Entries taken from a collection:
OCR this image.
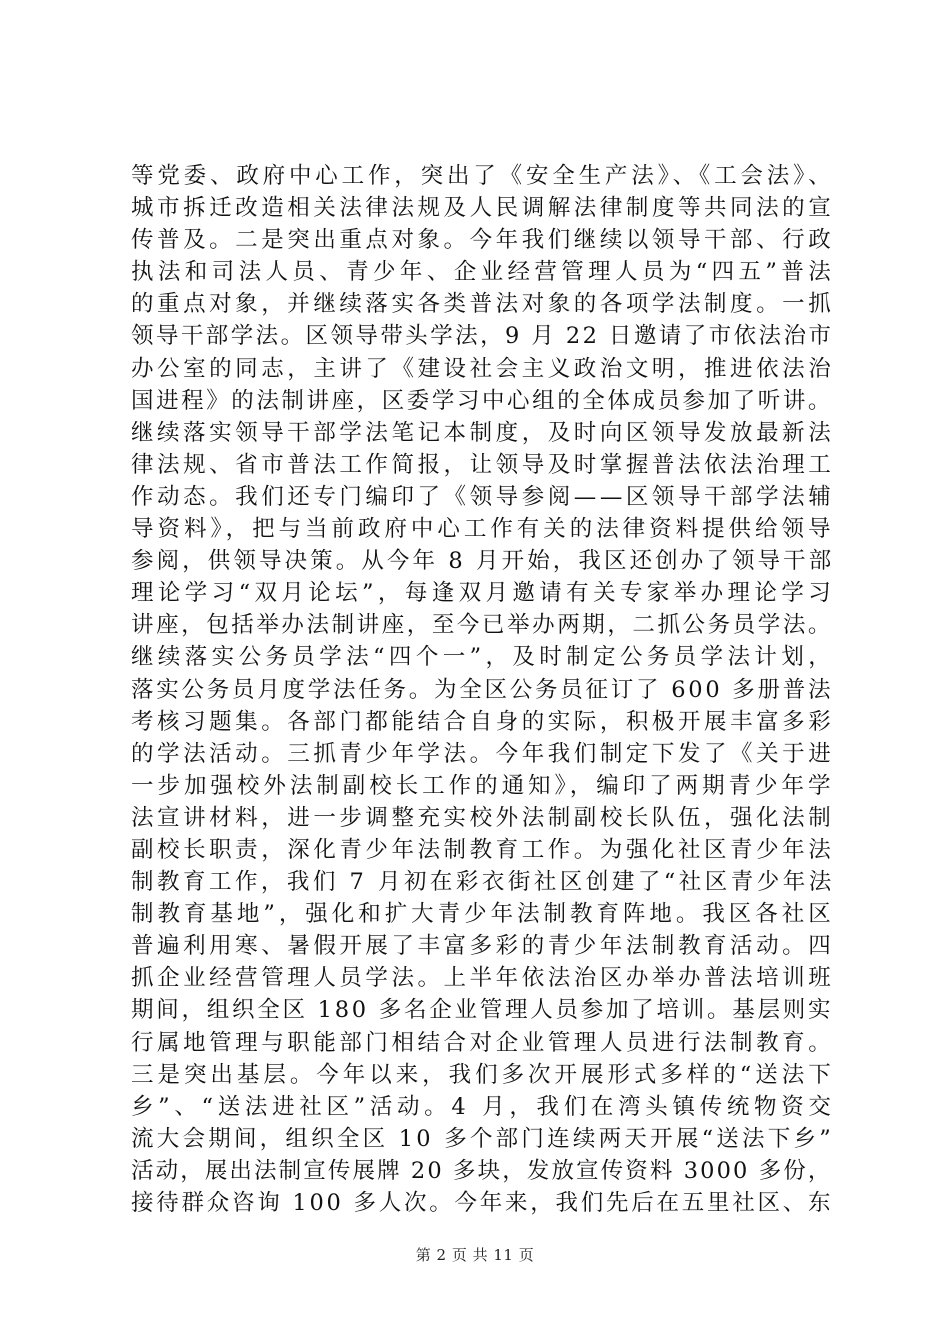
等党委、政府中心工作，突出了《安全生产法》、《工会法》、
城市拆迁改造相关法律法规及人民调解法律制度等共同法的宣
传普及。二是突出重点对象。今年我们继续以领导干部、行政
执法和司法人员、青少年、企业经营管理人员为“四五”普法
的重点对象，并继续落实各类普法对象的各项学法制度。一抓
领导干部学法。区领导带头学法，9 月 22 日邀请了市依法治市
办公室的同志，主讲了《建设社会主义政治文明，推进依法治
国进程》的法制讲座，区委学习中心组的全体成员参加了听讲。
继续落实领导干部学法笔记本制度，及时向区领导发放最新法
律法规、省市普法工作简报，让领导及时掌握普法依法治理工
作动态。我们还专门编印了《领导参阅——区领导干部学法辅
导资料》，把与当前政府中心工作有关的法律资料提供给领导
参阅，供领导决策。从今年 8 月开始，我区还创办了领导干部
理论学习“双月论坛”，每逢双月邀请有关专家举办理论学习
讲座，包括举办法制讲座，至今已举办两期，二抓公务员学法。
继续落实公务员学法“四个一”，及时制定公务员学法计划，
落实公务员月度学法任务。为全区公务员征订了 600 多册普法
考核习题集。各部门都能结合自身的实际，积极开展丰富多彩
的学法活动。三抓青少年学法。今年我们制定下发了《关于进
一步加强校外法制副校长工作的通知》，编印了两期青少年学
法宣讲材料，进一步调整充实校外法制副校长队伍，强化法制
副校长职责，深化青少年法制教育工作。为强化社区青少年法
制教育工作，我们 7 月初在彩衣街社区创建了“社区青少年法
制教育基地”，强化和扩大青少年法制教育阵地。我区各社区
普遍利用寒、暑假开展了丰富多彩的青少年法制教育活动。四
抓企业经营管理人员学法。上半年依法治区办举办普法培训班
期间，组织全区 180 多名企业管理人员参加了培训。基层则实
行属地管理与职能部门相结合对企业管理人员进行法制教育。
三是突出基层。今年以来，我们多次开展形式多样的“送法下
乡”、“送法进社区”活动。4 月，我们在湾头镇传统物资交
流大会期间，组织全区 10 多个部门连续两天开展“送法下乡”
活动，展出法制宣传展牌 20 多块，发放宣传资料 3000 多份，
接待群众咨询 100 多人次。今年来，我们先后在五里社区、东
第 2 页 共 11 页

• [WHAT YOU ARE ASKED TO DO]
Reproduce all of the data exactly; the pictures do not belong in the copy.

• [FULL SOLUTION]
OCR this image.
等党委、政府中心工作，突出了《安全生产法》、《工会法》、
城市拆迁改造相关法律法规及人民调解法律制度等共同法的宣
传普及。二是突出重点对象。今年我们继续以领导干部、行政
执法和司法人员、青少年、企业经营管理人员为“四五”普法
的重点对象，并继续落实各类普法对象的各项学法制度。一抓
领导干部学法。区领导带头学法，9 月 22 日邀请了市依法治市
办公室的同志，主讲了《建设社会主义政治文明，推进依法治
国进程》的法制讲座，区委学习中心组的全体成员参加了听讲。
继续落实领导干部学法笔记本制度，及时向区领导发放最新法
律法规、省市普法工作简报，让领导及时掌握普法依法治理工
作动态。我们还专门编印了《领导参阅——区领导干部学法辅
导资料》，把与当前政府中心工作有关的法律资料提供给领导
参阅，供领导决策。从今年 8 月开始，我区还创办了领导干部
理论学习“双月论坛”，每逢双月邀请有关专家举办理论学习
讲座，包括举办法制讲座，至今已举办两期，二抓公务员学法。
继续落实公务员学法“四个一”，及时制定公务员学法计划，
落实公务员月度学法任务。为全区公务员征订了 600 多册普法
考核习题集。各部门都能结合自身的实际，积极开展丰富多彩
的学法活动。三抓青少年学法。今年我们制定下发了《关于进
一步加强校外法制副校长工作的通知》，编印了两期青少年学
法宣讲材料，进一步调整充实校外法制副校长队伍，强化法制
副校长职责，深化青少年法制教育工作。为强化社区青少年法
制教育工作，我们 7 月初在彩衣街社区创建了“社区青少年法
制教育基地”，强化和扩大青少年法制教育阵地。我区各社区
普遍利用寒、暑假开展了丰富多彩的青少年法制教育活动。四
抓企业经营管理人员学法。上半年依法治区办举办普法培训班
期间，组织全区 180 多名企业管理人员参加了培训。基层则实
行属地管理与职能部门相结合对企业管理人员进行法制教育。
三是突出基层。今年以来，我们多次开展形式多样的“送法下
乡”、“送法进社区”活动。4 月，我们在湾头镇传统物资交
流大会期间，组织全区 10 多个部门连续两天开展“送法下乡”
活动，展出法制宣传展牌 20 多块，发放宣传资料 3000 多份，
接待群众咨询 100 多人次。今年来，我们先后在五里社区、东
第 2 页 共 11 页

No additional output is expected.